◆ Stored records
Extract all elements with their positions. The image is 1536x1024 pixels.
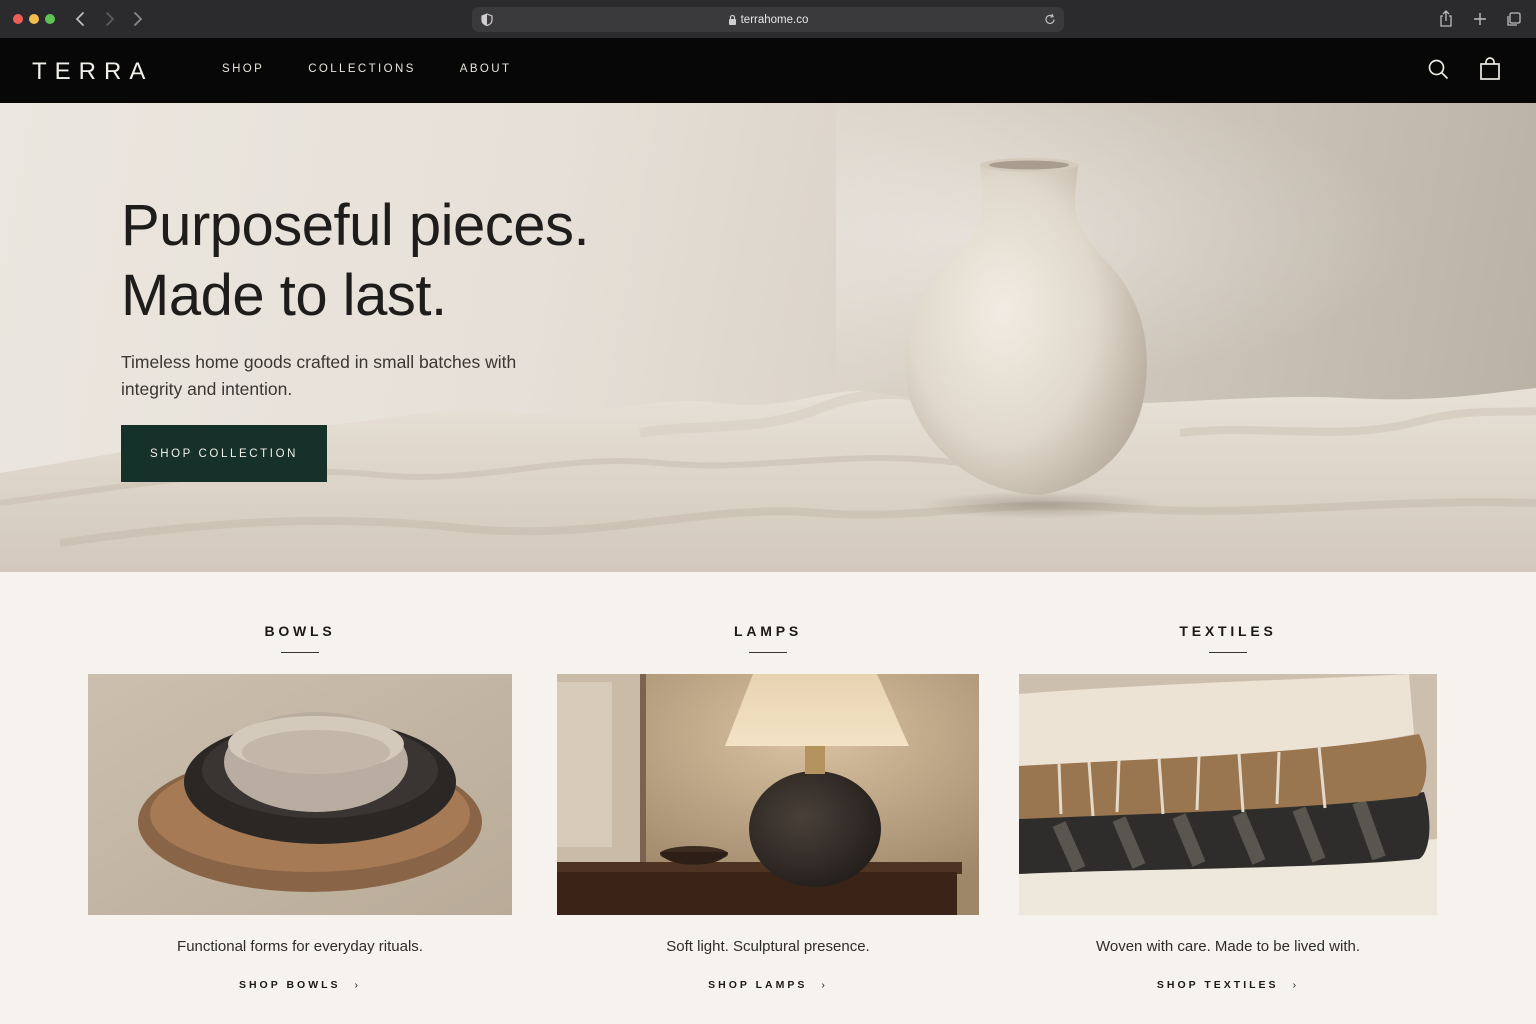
nav-shop[interactable]: SHOP <box>222 63 264 75</box>
category-title: LAMPS <box>734 623 802 639</box>
zoom-window-button[interactable] <box>45 14 55 24</box>
category-title: TEXTILES <box>1179 623 1277 639</box>
category-description: Functional forms for everyday rituals. <box>177 938 423 955</box>
window-controls <box>13 14 55 24</box>
share-icon[interactable] <box>1438 10 1454 28</box>
category-title: BOWLS <box>264 623 336 639</box>
shop-textiles-link[interactable]: SHOP TEXTILES › <box>1019 979 1437 991</box>
forward-icon-secondary[interactable] <box>130 9 144 29</box>
chevron-right-icon: › <box>821 979 828 991</box>
browser-chrome: terrahome.co <box>0 0 1536 38</box>
chevron-right-icon: › <box>354 979 362 991</box>
chevron-right-icon: › <box>1292 979 1300 991</box>
shop-lamps-link[interactable]: SHOP LAMPS › <box>557 979 979 991</box>
category-card-bowls: BOWLS Functional forms for everyday ritu… <box>88 572 512 991</box>
category-description: Soft light. Sculptural presence. <box>666 938 870 955</box>
hero-subtitle: Timeless home goods crafted in small bat… <box>121 352 517 399</box>
minimize-window-button[interactable] <box>29 14 39 24</box>
main-nav: SHOP COLLECTIONS ABOUT <box>222 63 555 75</box>
nav-about[interactable]: ABOUT <box>460 63 512 75</box>
reload-icon[interactable] <box>1044 13 1056 26</box>
divider <box>281 652 319 653</box>
forward-icon[interactable] <box>102 9 116 29</box>
bowls-image[interactable] <box>88 674 512 915</box>
logo[interactable]: TERRA <box>32 58 153 86</box>
category-card-lamps: LAMPS Soft light. Sculptural presence. S… <box>557 572 979 991</box>
hero-banner: Purposeful pieces. Made to last. Timeles… <box>0 103 1536 572</box>
shield-icon[interactable] <box>481 13 493 26</box>
nav-collections[interactable]: COLLECTIONS <box>308 63 416 75</box>
bag-icon[interactable] <box>1478 57 1502 81</box>
hero-title-line-2: Made to last. <box>121 263 447 328</box>
category-section: BOWLS Functional forms for everyday ritu… <box>0 572 1536 1024</box>
link-label: SHOP LAMPS <box>708 979 808 991</box>
shop-bowls-link[interactable]: SHOP BOWLS › <box>88 979 512 991</box>
tabs-icon[interactable] <box>1506 10 1522 28</box>
category-description: Woven with care. Made to be lived with. <box>1095 938 1361 955</box>
site-header: TERRA SHOP COLLECTIONS ABOUT <box>0 38 1536 103</box>
textiles-image[interactable] <box>1019 674 1437 915</box>
hero-title-line-1: Purposeful pieces. <box>121 193 590 258</box>
close-window-button[interactable] <box>13 14 23 24</box>
hero-title: Purposeful pieces. Made to last. <box>121 191 590 331</box>
lock-icon <box>728 14 736 25</box>
url-text: terrahome.co <box>740 13 809 26</box>
link-label: SHOP BOWLS <box>238 979 341 991</box>
ceramic-vase-image <box>906 158 1160 519</box>
link-label: SHOP TEXTILES <box>1156 979 1279 991</box>
back-icon[interactable] <box>74 9 88 29</box>
new-tab-icon[interactable] <box>1472 10 1488 28</box>
shop-collection-button[interactable]: SHOP COLLECTION <box>121 425 327 482</box>
divider <box>749 652 787 653</box>
search-icon[interactable] <box>1426 57 1450 81</box>
lamps-image[interactable] <box>557 674 979 915</box>
divider <box>1209 652 1247 653</box>
address-bar[interactable]: terrahome.co <box>472 7 1064 32</box>
category-card-textiles: TEXTILES Woven with care. Made to be liv… <box>1019 572 1437 991</box>
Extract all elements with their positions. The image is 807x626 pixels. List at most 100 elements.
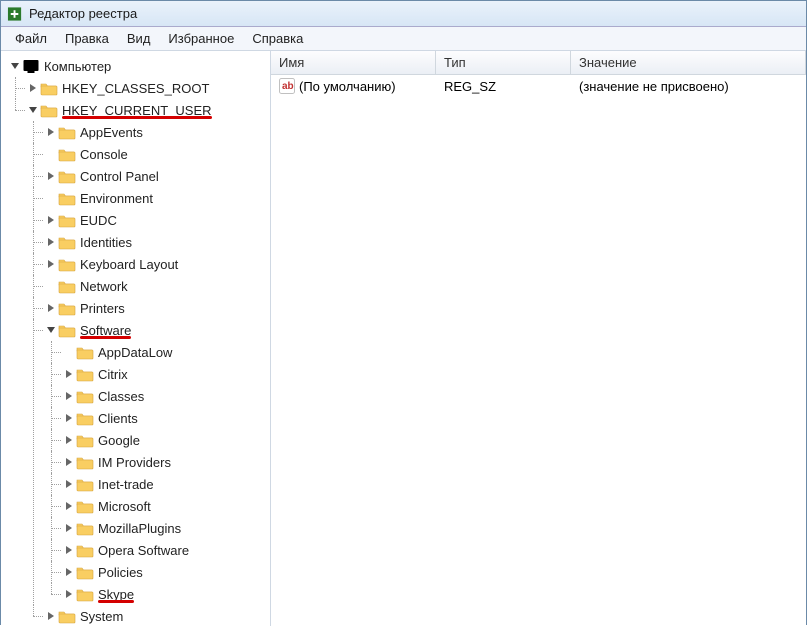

◆ JOB
Pick out every line in the entries above that contains the string "terrahome".

◆ COMPLETE RESPONSE
browser-chrome: terrahome.co <box>0 0 1536 38</box>
url-text: terrahome.co <box>740 13 809 26</box>
address-bar[interactable]: terrahome.co <box>472 7 1064 32</box>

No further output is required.